Extracted data entries:
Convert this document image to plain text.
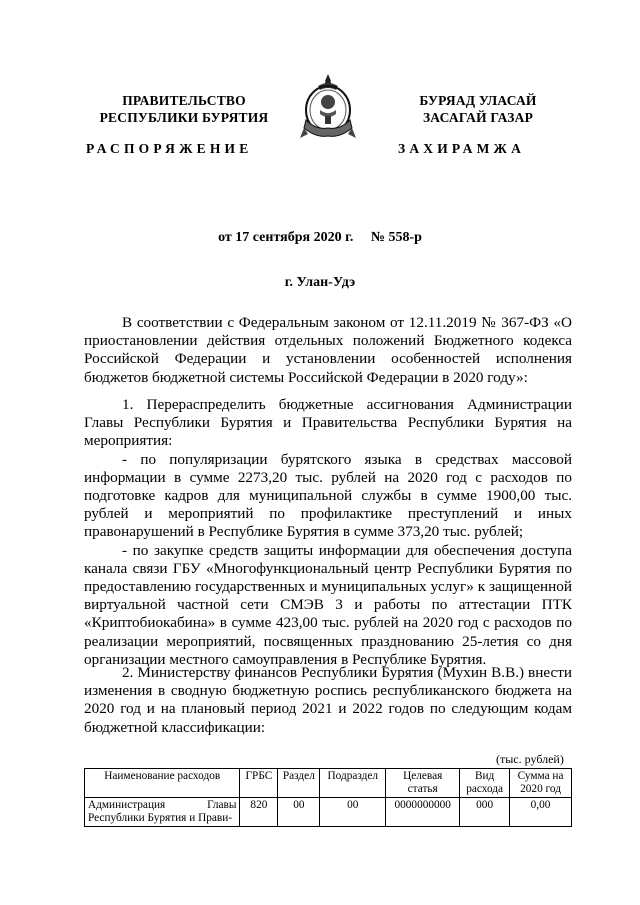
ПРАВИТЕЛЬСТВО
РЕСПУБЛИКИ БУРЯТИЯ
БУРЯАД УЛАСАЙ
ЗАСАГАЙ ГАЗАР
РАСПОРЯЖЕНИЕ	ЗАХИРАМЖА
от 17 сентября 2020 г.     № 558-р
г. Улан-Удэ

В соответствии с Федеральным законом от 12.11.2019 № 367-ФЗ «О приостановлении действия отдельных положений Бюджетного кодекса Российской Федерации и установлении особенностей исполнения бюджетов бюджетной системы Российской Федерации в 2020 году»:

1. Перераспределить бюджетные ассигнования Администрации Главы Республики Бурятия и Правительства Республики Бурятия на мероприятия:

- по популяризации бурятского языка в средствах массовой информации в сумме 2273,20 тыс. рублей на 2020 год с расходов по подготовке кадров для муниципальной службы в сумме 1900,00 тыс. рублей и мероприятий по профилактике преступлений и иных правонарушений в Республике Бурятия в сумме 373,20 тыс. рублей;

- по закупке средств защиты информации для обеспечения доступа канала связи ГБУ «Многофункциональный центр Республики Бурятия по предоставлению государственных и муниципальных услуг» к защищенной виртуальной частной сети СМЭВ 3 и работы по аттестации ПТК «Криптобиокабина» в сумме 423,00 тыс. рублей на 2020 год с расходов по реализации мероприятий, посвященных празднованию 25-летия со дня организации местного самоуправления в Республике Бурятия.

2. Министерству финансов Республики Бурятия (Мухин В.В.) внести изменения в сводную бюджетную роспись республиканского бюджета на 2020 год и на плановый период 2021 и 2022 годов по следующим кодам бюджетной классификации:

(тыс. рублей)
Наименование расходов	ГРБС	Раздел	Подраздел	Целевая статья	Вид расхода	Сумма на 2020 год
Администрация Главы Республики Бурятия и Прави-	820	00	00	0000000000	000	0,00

● What is expected: Can the entries above be repeated exactly, without their pictures?

● Exercise solution:
Convert this document image to plain text.
ПРАВИТЕЛЬСТВО
РЕСПУБЛИКИ БУРЯТИЯ
БУРЯАД УЛАСАЙ
ЗАСАГАЙ ГАЗАР
РАСПОРЯЖЕНИЕ	ЗАХИРАМЖА
от 17 сентября 2020 г.     № 558-р
г. Улан-Удэ

В соответствии с Федеральным законом от 12.11.2019 № 367-ФЗ «О приостановлении действия отдельных положений Бюджетного кодекса Российской Федерации и установлении особенностей исполнения бюджетов бюджетной системы Российской Федерации в 2020 году»:

1. Перераспределить бюджетные ассигнования Администрации Главы Республики Бурятия и Правительства Республики Бурятия на мероприятия:

- по популяризации бурятского языка в средствах массовой информации в сумме 2273,20 тыс. рублей на 2020 год с расходов по подготовке кадров для муниципальной службы в сумме 1900,00 тыс. рублей и мероприятий по профилактике преступлений и иных правонарушений в Республике Бурятия в сумме 373,20 тыс. рублей;

- по закупке средств защиты информации для обеспечения доступа канала связи ГБУ «Многофункциональный центр Республики Бурятия по предоставлению государственных и муниципальных услуг» к защищенной виртуальной частной сети СМЭВ 3 и работы по аттестации ПТК «Криптобиокабина» в сумме 423,00 тыс. рублей на 2020 год с расходов по реализации мероприятий, посвященных празднованию 25-летия со дня организации местного самоуправления в Республике Бурятия.

2. Министерству финансов Республики Бурятия (Мухин В.В.) внести изменения в сводную бюджетную роспись республиканского бюджета на 2020 год и на плановый период 2021 и 2022 годов по следующим кодам бюджетной классификации:

(тыс. рублей)
Наименование расходов	ГРБС	Раздел	Подраздел	Целевая статья	Вид расхода	Сумма на 2020 год
Администрация Главы Республики Бурятия и Прави-	820	00	00	0000000000	000	0,00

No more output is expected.